> [SHORT TASK]
Write out the data below exactly as given, without any of its pictures.

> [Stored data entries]
::::::::

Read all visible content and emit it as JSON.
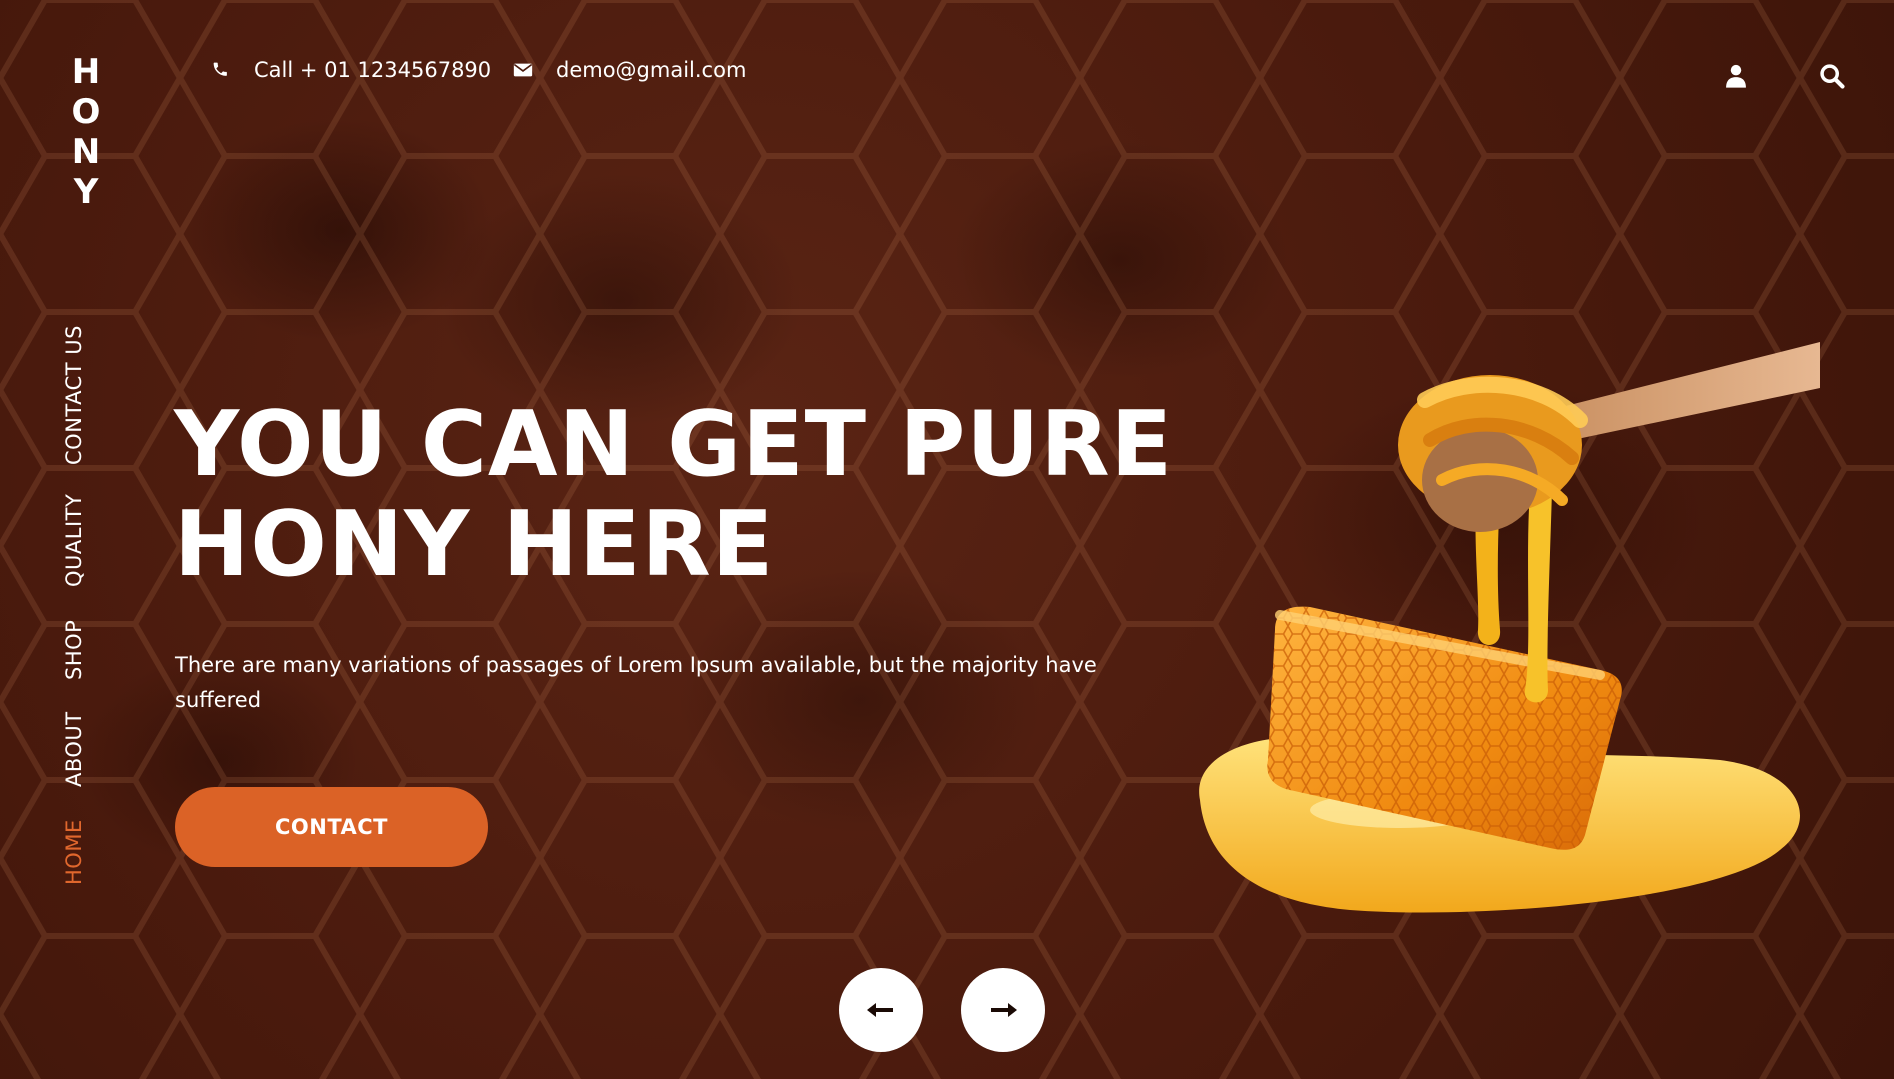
{
  "brand": {
    "logo_letters": [
      "H",
      "O",
      "N",
      "Y"
    ]
  },
  "topbar": {
    "phone_text": "Call + 01 1234567890",
    "email_text": "demo@gmail.com",
    "phone_icon": "phone-icon",
    "email_icon": "envelope-icon",
    "user_icon": "user-icon",
    "search_icon": "search-icon"
  },
  "nav": {
    "items": [
      {
        "label": "CONTACT US",
        "active": false
      },
      {
        "label": "QUALITY",
        "active": false
      },
      {
        "label": "SHOP",
        "active": false
      },
      {
        "label": "ABOUT",
        "active": false
      },
      {
        "label": "HOME",
        "active": true
      }
    ]
  },
  "hero": {
    "title_line1": "YOU CAN GET PURE",
    "title_line2": "HONY HERE",
    "description": "There are many variations of passages of Lorem Ipsum available, but the majority have suffered",
    "cta_label": "CONTACT"
  },
  "carousel": {
    "prev_icon": "arrow-left-icon",
    "next_icon": "arrow-right-icon"
  },
  "colors": {
    "background": "#4a1a0d",
    "accent": "#db6226",
    "active_nav": "#e0672d",
    "text": "#ffffff"
  }
}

::::::::

> [TASK RESPONSE]
Read all visible content and emit it as JSON.
{
  "brand": {
    "logo_letters": [
      "H",
      "O",
      "N",
      "Y"
    ]
  },
  "topbar": {
    "phone_text": "Call + 01 1234567890",
    "email_text": "demo@gmail.com",
    "phone_icon": "phone-icon",
    "email_icon": "envelope-icon",
    "user_icon": "user-icon",
    "search_icon": "search-icon"
  },
  "nav": {
    "items": [
      {
        "label": "CONTACT US",
        "active": false
      },
      {
        "label": "QUALITY",
        "active": false
      },
      {
        "label": "SHOP",
        "active": false
      },
      {
        "label": "ABOUT",
        "active": false
      },
      {
        "label": "HOME",
        "active": true
      }
    ]
  },
  "hero": {
    "title_line1": "YOU CAN GET PURE",
    "title_line2": "HONY HERE",
    "description": "There are many variations of passages of Lorem Ipsum available, but the majority have suffered",
    "cta_label": "CONTACT"
  },
  "carousel": {
    "prev_icon": "arrow-left-icon",
    "next_icon": "arrow-right-icon"
  },
  "colors": {
    "background": "#4a1a0d",
    "accent": "#db6226",
    "active_nav": "#e0672d",
    "text": "#ffffff"
  }
}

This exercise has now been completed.